## Extracted material
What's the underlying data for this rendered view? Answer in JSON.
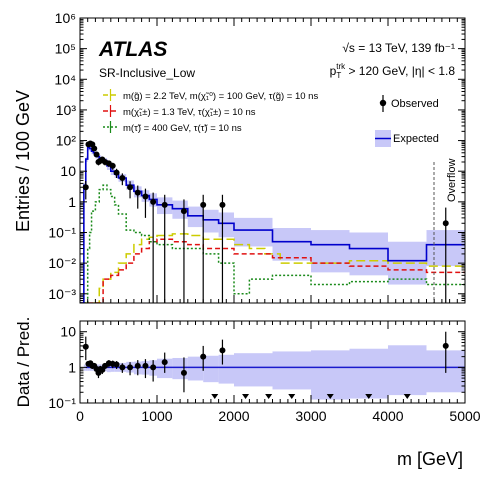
{
  "chart_data": {
    "type": "histogram",
    "experiment": "ATLAS",
    "region": "SR-Inclusive_Low",
    "energy": "√s = 13 TeV,  139 fb⁻¹",
    "cuts": "p_T^trk > 120 GeV, |η| < 1.8",
    "xlabel": "m [GeV]",
    "top_ylabel": "Entries / 100 GeV",
    "bottom_ylabel": "Data / Pred.",
    "overflow_label": "Overflow",
    "x_range": [
      0,
      5000
    ],
    "x_ticks": [
      "0",
      "1000",
      "2000",
      "3000",
      "4000",
      "5000"
    ],
    "top_y_log": true,
    "top_y_range": [
      0.0005,
      1000000
    ],
    "top_y_ticks": [
      "10⁻³",
      "10⁻²",
      "10⁻¹",
      "1",
      "10",
      "10²",
      "10³",
      "10⁴",
      "10⁵",
      "10⁶"
    ],
    "bottom_y_log": true,
    "bottom_y_range": [
      0.1,
      20
    ],
    "bottom_y_ticks": [
      "10⁻¹",
      "1",
      "10"
    ],
    "legend": {
      "observed": "Observed",
      "expected": "Expected",
      "signal_1": "m(g̃) = 2.2 TeV, m(χ̃₁⁰) = 100 GeV, τ(g̃) = 10 ns",
      "signal_2": "m(χ̃₁±) = 1.3 TeV, τ(χ̃₁±) = 10 ns",
      "signal_3": "m(τ̃) = 400 GeV, τ(τ̃) = 10 ns"
    },
    "colors": {
      "expected": "#0000cc",
      "band": "#c8c8f8",
      "signal_1": "#cccc00",
      "signal_2": "#e01010",
      "signal_3": "#1a8a1a",
      "overflow_line": "#555555",
      "ratio_line": "#1a1acc"
    },
    "expected": {
      "edges": [
        0,
        50,
        75,
        100,
        125,
        150,
        175,
        200,
        225,
        250,
        275,
        300,
        350,
        400,
        450,
        500,
        600,
        700,
        800,
        900,
        1000,
        1200,
        1400,
        1600,
        1800,
        2000,
        2500,
        3000,
        3500,
        4000,
        4500,
        5000
      ],
      "values": [
        0.0005,
        3.5,
        25,
        60,
        55,
        45,
        40,
        33,
        30,
        27,
        25,
        22,
        15,
        10,
        8,
        6,
        3.5,
        2.2,
        1.6,
        1.2,
        0.8,
        0.6,
        0.35,
        0.26,
        0.2,
        0.12,
        0.05,
        0.04,
        0.03,
        0.012,
        0.04
      ],
      "band_low": [
        0.0005,
        2.8,
        20,
        48,
        44,
        36,
        32,
        26,
        24,
        21,
        20,
        17,
        11,
        7.5,
        6,
        4.5,
        2.5,
        1.4,
        1,
        0.7,
        0.4,
        0.28,
        0.15,
        0.1,
        0.07,
        0.035,
        0.012,
        0.005,
        0.004,
        0.002,
        0.008
      ],
      "band_high": [
        0.0005,
        4.2,
        30,
        72,
        66,
        54,
        48,
        40,
        36,
        33,
        30,
        27,
        19,
        13,
        10.5,
        8,
        5,
        3.2,
        2.4,
        1.9,
        1.4,
        1.1,
        0.7,
        0.55,
        0.45,
        0.3,
        0.14,
        0.12,
        0.1,
        0.05,
        0.12
      ]
    },
    "signals": [
      {
        "key": "signal_1",
        "edges": [
          0,
          250,
          300,
          400,
          500,
          600,
          700,
          800,
          900,
          1000,
          1200,
          1400,
          1600,
          1800,
          2000,
          2200,
          2400,
          2600,
          3000,
          3500,
          4000,
          4500,
          5000
        ],
        "values": [
          0.0005,
          0.0015,
          0.003,
          0.005,
          0.01,
          0.02,
          0.04,
          0.06,
          0.07,
          0.08,
          0.09,
          0.08,
          0.06,
          0.06,
          0.04,
          0.03,
          0.02,
          0.01,
          0.01,
          0.012,
          0.01,
          0.008
        ]
      },
      {
        "key": "signal_2",
        "edges": [
          0,
          300,
          400,
          500,
          600,
          700,
          800,
          900,
          1000,
          1200,
          1400,
          1600,
          1800,
          2000,
          2500,
          3000,
          3500,
          4000,
          4500,
          5000
        ],
        "values": [
          0.0005,
          0.003,
          0.004,
          0.006,
          0.01,
          0.02,
          0.03,
          0.05,
          0.06,
          0.05,
          0.04,
          0.03,
          0.03,
          0.02,
          0.015,
          0.01,
          0.008,
          0.006,
          0.005
        ]
      },
      {
        "key": "signal_3",
        "edges": [
          0,
          100,
          125,
          150,
          200,
          250,
          300,
          350,
          400,
          450,
          500,
          600,
          700,
          800,
          900,
          1000,
          1200,
          1400,
          1600,
          1800,
          2000,
          2200,
          2500,
          3000,
          3500,
          4000,
          4500,
          5000
        ],
        "values": [
          0.0005,
          0.03,
          0.1,
          0.5,
          1,
          2.5,
          3.5,
          2.5,
          1.5,
          0.8,
          0.4,
          0.12,
          0.1,
          0.08,
          0.05,
          0.04,
          0.03,
          0.03,
          0.02,
          0.01,
          0.001,
          0.003,
          0.004,
          0.002,
          0.0025,
          0.003,
          0.002
        ]
      }
    ],
    "observed": {
      "x": [
        75,
        110,
        135,
        160,
        185,
        215,
        240,
        265,
        290,
        325,
        375,
        425,
        475,
        550,
        650,
        750,
        850,
        950,
        1100,
        1350,
        1600,
        1850,
        4750
      ],
      "y": [
        3,
        75,
        80,
        75,
        55,
        35,
        20,
        22,
        24,
        20,
        18,
        15,
        9,
        6,
        3,
        2,
        1.5,
        1,
        0.8,
        0.5,
        0.8,
        0.8,
        0.2
      ],
      "err": [
        1.8,
        9,
        9,
        9,
        7.5,
        6,
        4.5,
        4.7,
        4.9,
        4.5,
        4.2,
        3.9,
        3,
        2.5,
        1.7,
        1.4,
        1.2,
        1,
        0.9,
        0.7,
        0.9,
        0.9,
        0.45
      ]
    },
    "ratio": {
      "x": [
        75,
        110,
        135,
        160,
        185,
        215,
        240,
        265,
        290,
        325,
        375,
        425,
        475,
        550,
        650,
        750,
        850,
        950,
        1100,
        1350,
        1600,
        1850,
        4750
      ],
      "y": [
        3.8,
        1.25,
        1.3,
        1.1,
        1.1,
        0.9,
        0.7,
        0.9,
        0.85,
        1.1,
        1.3,
        1.25,
        1.2,
        1,
        1,
        1.1,
        1.1,
        1,
        1.4,
        0.7,
        2,
        3,
        4
      ],
      "err_low": [
        2.2,
        0.2,
        0.2,
        0.2,
        0.2,
        0.2,
        0.2,
        0.2,
        0.2,
        0.2,
        0.3,
        0.3,
        0.3,
        0.3,
        0.4,
        0.5,
        0.6,
        0.6,
        0.7,
        0.5,
        1.2,
        1.8,
        3.3
      ],
      "err_high": [
        3.5,
        0.2,
        0.2,
        0.2,
        0.2,
        0.2,
        0.2,
        0.2,
        0.2,
        0.2,
        0.3,
        0.3,
        0.3,
        0.3,
        0.4,
        0.5,
        0.6,
        0.6,
        1.2,
        1.2,
        2,
        3,
        6
      ],
      "arrows_x": [
        1750,
        2150,
        2450,
        2750,
        3250,
        3750,
        4250
      ]
    }
  }
}
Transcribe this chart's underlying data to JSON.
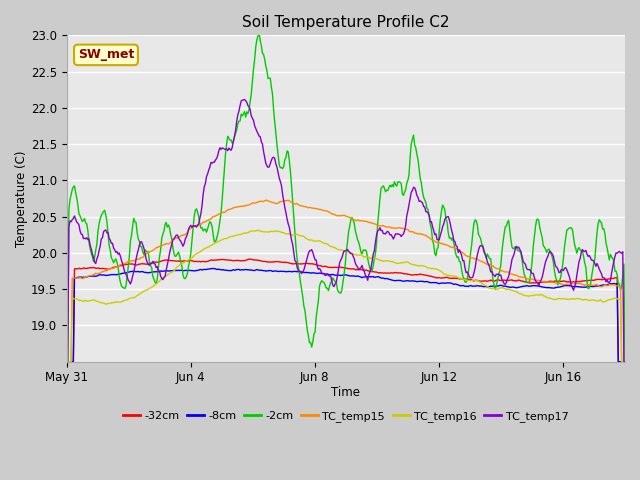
{
  "title": "Soil Temperature Profile C2",
  "xlabel": "Time",
  "ylabel": "Temperature (C)",
  "ylim": [
    18.5,
    23.0
  ],
  "yticks": [
    19.0,
    19.5,
    20.0,
    20.5,
    21.0,
    21.5,
    22.0,
    22.5,
    23.0
  ],
  "xtick_labels": [
    "May 31",
    "Jun 4",
    "Jun 8",
    "Jun 12",
    "Jun 16"
  ],
  "xtick_positions": [
    0,
    4,
    8,
    12,
    16
  ],
  "xlim": [
    0,
    18
  ],
  "legend_labels": [
    "-32cm",
    "-8cm",
    "-2cm",
    "TC_temp15",
    "TC_temp16",
    "TC_temp17"
  ],
  "line_colors": [
    "#ff0000",
    "#0000ff",
    "#00cc00",
    "#ff8800",
    "#cccc00",
    "#8800cc"
  ],
  "annotation_text": "SW_met",
  "annotation_bg": "#ffffcc",
  "annotation_border": "#ccaa00",
  "annotation_text_color": "#880000",
  "fig_bg_color": "#cccccc",
  "plot_bg_color": "#e8e8e8",
  "grid_color": "#ffffff",
  "n_points": 500
}
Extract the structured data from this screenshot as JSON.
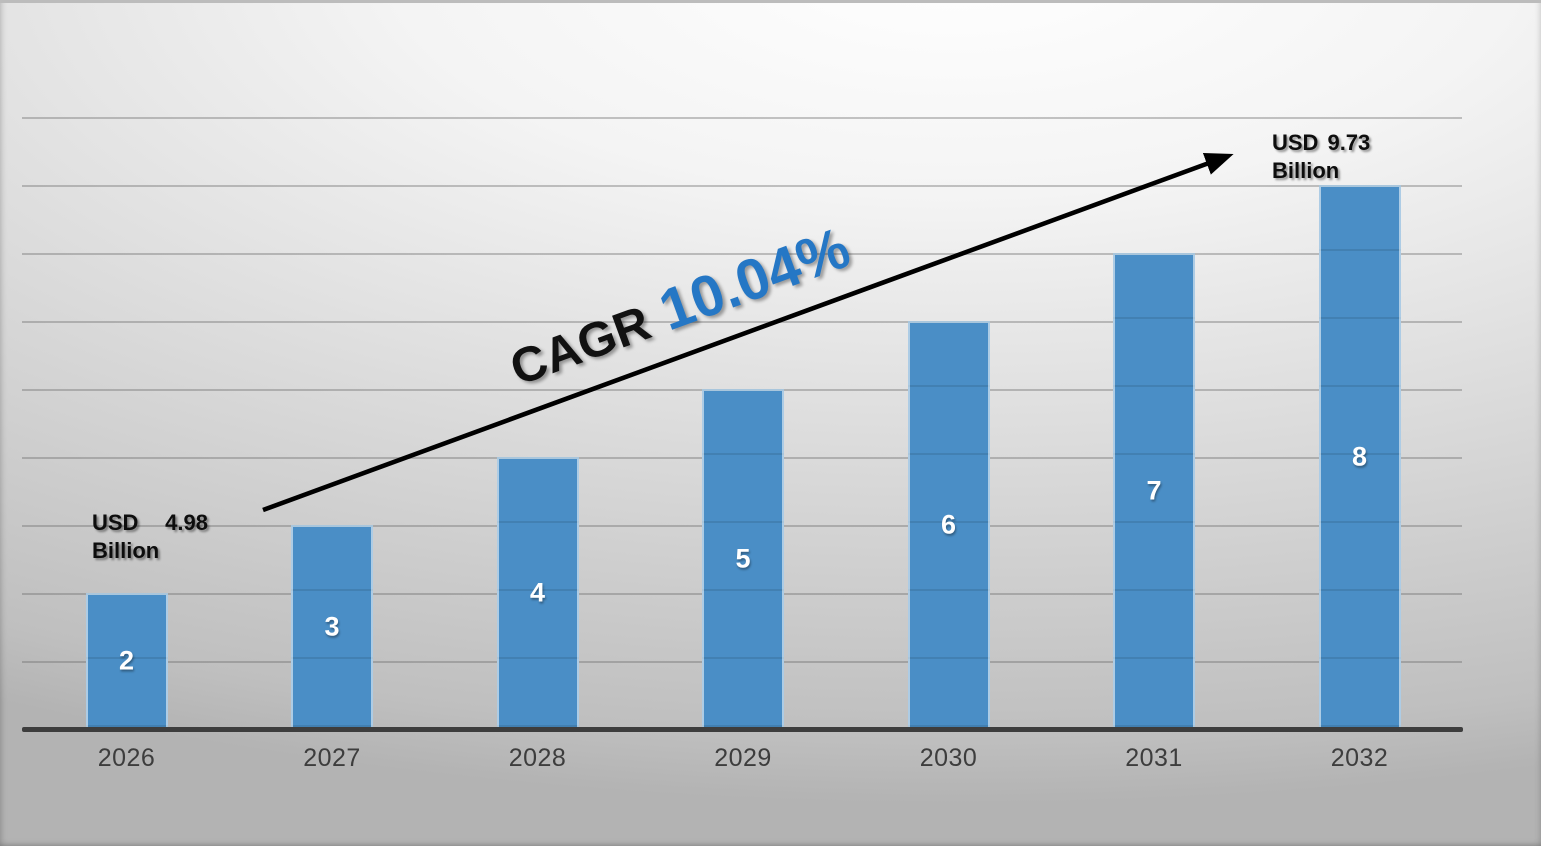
{
  "chart_data": {
    "type": "bar",
    "categories": [
      "2026",
      "2027",
      "2028",
      "2029",
      "2030",
      "2031",
      "2032"
    ],
    "values": [
      2,
      3,
      4,
      5,
      6,
      7,
      8
    ],
    "bar_labels": [
      "2",
      "3",
      "4",
      "5",
      "6",
      "7",
      "8"
    ],
    "title": "",
    "xlabel": "",
    "ylabel": "",
    "ylim": [
      0,
      9
    ],
    "grid": true,
    "grid_interval": 1,
    "y_axis_labels_visible": false,
    "legend": "none",
    "annotations": {
      "start_value_label": {
        "currency": "USD",
        "amount": "4.98",
        "unit": "Billion"
      },
      "end_value_label": {
        "currency": "USD",
        "amount": "9.73",
        "unit": "Billion"
      },
      "cagr_prefix": "CAGR",
      "cagr_value": "10.04%",
      "trend_arrow": "up-right"
    },
    "colors": {
      "bar": "#4a8ec6",
      "cagr_value_text": "#2577c5",
      "cagr_prefix_text": "#111111",
      "axis_line": "#3d3d3d",
      "x_tick_text": "#3d3d3d",
      "annotation_text": "#0d0d0d",
      "bar_label_text": "#ffffff",
      "arrow": "#000000"
    }
  }
}
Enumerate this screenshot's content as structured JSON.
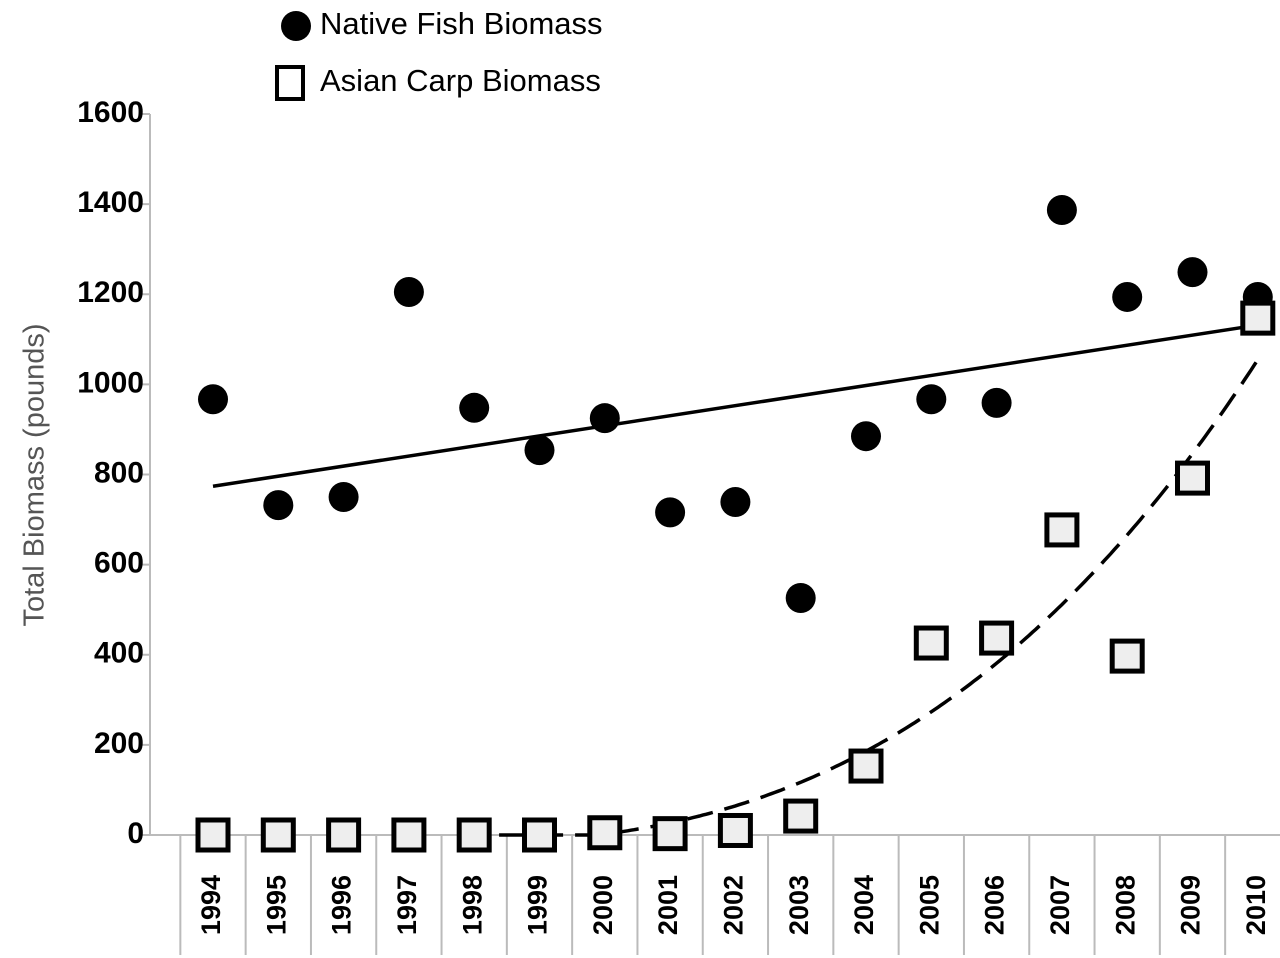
{
  "chart_data": {
    "type": "scatter",
    "y_label": "Total Biomass (pounds)",
    "categories": [
      "1994",
      "1995",
      "1996",
      "1997",
      "1998",
      "1999",
      "2000",
      "2001",
      "2002",
      "2003",
      "2004",
      "2005",
      "2006",
      "2007",
      "2008",
      "2009",
      "2010"
    ],
    "series": [
      {
        "name": "Native Fish Biomass",
        "color": "#000000",
        "marker": "circle",
        "trendline": "linear",
        "values": [
          967,
          732,
          750,
          1205,
          948,
          854,
          925,
          716,
          739,
          526,
          885,
          967,
          959,
          1387,
          1194,
          1249,
          1194
        ]
      },
      {
        "name": "Asian Carp Biomass",
        "color": "#000000",
        "marker": "square",
        "trendline": "polynomial",
        "values": [
          0,
          0,
          0,
          0,
          0,
          0,
          5,
          3,
          10,
          42,
          153,
          426,
          437,
          677,
          397,
          792,
          1147
        ]
      }
    ],
    "ylim": [
      0,
      1600
    ],
    "yticks": [
      0,
      200,
      400,
      600,
      800,
      1000,
      1200,
      1400,
      1600
    ]
  }
}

## Your objective
Provide the number of lines in the data above that contain the string "ffffff", and nothing else.

## Written answer
2